▸ INSTRUCTIONS TO FOLLOW
Give only the number of lines below that contain the word "Speedup".
>> START RECORDS PROVIDED
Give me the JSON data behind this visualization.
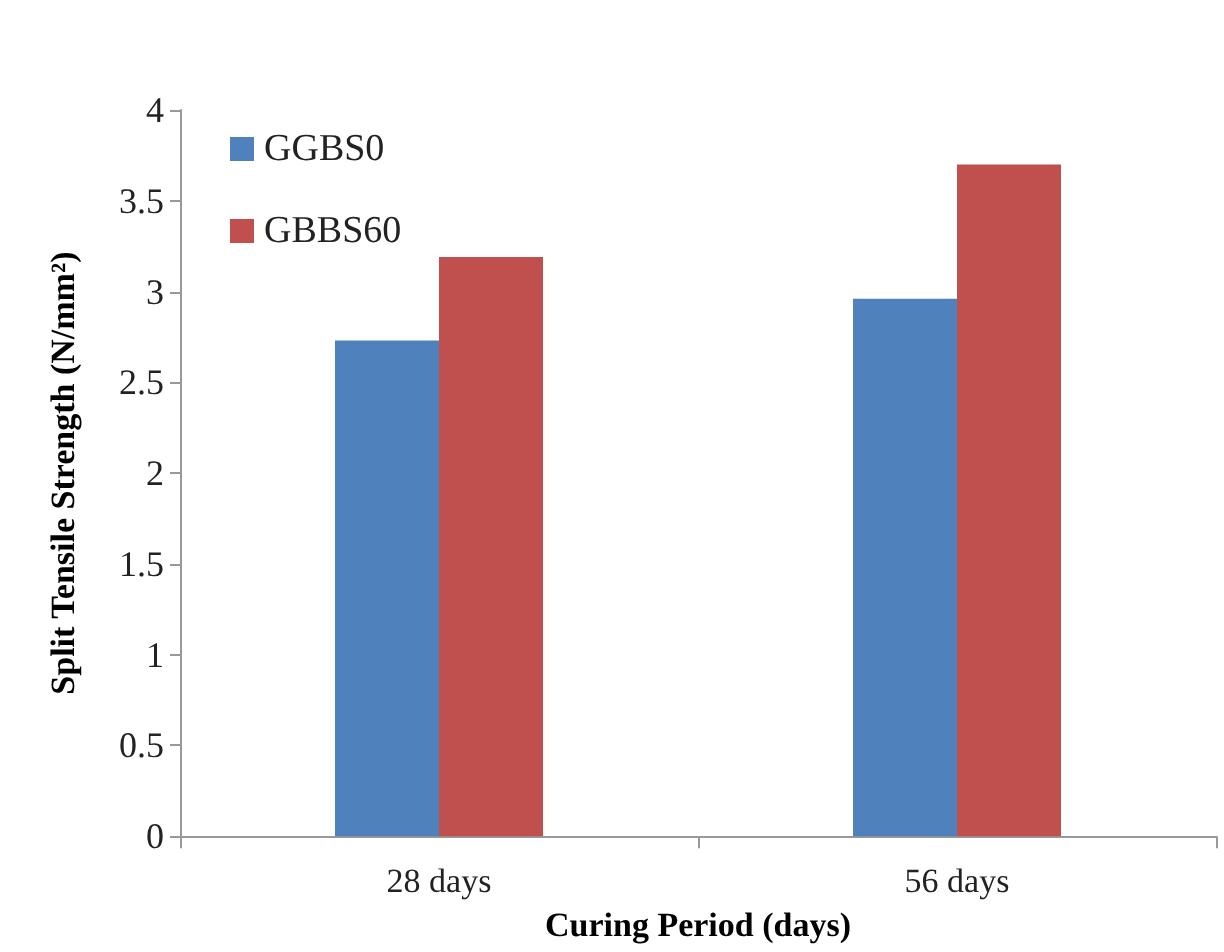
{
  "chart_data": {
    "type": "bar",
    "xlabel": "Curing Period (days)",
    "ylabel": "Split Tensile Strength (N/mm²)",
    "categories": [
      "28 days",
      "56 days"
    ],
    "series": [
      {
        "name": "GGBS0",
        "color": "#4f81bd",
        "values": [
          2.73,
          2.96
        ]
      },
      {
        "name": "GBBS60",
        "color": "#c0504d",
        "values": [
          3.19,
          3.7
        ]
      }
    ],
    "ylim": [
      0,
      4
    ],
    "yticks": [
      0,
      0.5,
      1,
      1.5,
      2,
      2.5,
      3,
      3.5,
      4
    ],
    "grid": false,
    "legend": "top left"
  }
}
>> END RECORDS PROVIDED
>> START RECORDS PROVIDED
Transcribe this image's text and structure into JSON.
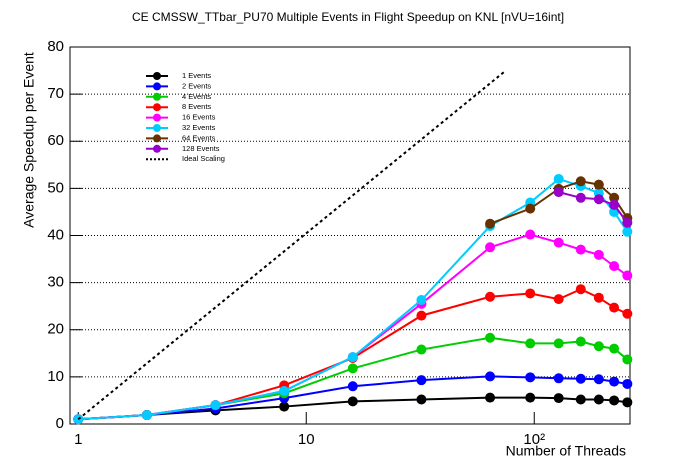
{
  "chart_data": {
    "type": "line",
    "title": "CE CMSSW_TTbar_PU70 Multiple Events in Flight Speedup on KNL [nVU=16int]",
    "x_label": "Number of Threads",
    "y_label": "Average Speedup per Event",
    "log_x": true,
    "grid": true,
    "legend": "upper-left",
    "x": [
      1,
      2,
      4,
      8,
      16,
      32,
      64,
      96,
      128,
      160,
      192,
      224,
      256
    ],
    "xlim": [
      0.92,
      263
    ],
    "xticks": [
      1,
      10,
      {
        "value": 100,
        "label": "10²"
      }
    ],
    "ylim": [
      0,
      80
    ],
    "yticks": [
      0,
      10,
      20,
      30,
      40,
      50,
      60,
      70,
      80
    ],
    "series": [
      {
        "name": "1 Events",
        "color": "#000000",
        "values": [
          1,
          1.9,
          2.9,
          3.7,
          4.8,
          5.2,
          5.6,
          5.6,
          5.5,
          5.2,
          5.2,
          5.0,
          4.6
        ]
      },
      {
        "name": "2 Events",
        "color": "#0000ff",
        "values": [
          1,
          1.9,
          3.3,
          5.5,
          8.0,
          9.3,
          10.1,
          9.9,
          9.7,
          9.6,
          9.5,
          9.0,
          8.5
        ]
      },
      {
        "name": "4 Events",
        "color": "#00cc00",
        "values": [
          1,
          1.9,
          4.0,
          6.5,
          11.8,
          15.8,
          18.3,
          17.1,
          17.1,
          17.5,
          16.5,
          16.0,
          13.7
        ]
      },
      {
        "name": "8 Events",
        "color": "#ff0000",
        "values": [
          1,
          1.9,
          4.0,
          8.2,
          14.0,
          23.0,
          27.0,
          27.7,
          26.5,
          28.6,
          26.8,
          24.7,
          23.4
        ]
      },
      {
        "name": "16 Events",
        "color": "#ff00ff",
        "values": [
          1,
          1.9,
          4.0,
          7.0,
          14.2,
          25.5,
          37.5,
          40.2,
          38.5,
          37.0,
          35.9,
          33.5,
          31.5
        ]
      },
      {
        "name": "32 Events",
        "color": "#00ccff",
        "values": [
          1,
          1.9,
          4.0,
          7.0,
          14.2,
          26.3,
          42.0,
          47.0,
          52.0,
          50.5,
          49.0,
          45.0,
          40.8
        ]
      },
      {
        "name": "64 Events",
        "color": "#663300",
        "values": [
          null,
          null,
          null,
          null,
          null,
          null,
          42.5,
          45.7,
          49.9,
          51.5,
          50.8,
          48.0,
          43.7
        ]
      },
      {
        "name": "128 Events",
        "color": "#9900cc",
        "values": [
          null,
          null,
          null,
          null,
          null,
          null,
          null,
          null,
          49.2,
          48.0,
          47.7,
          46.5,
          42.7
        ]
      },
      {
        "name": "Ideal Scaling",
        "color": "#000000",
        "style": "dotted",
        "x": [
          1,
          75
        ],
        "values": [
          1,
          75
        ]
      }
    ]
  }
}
>> END RECORDS PROVIDED
▸ FINISHED TASK
2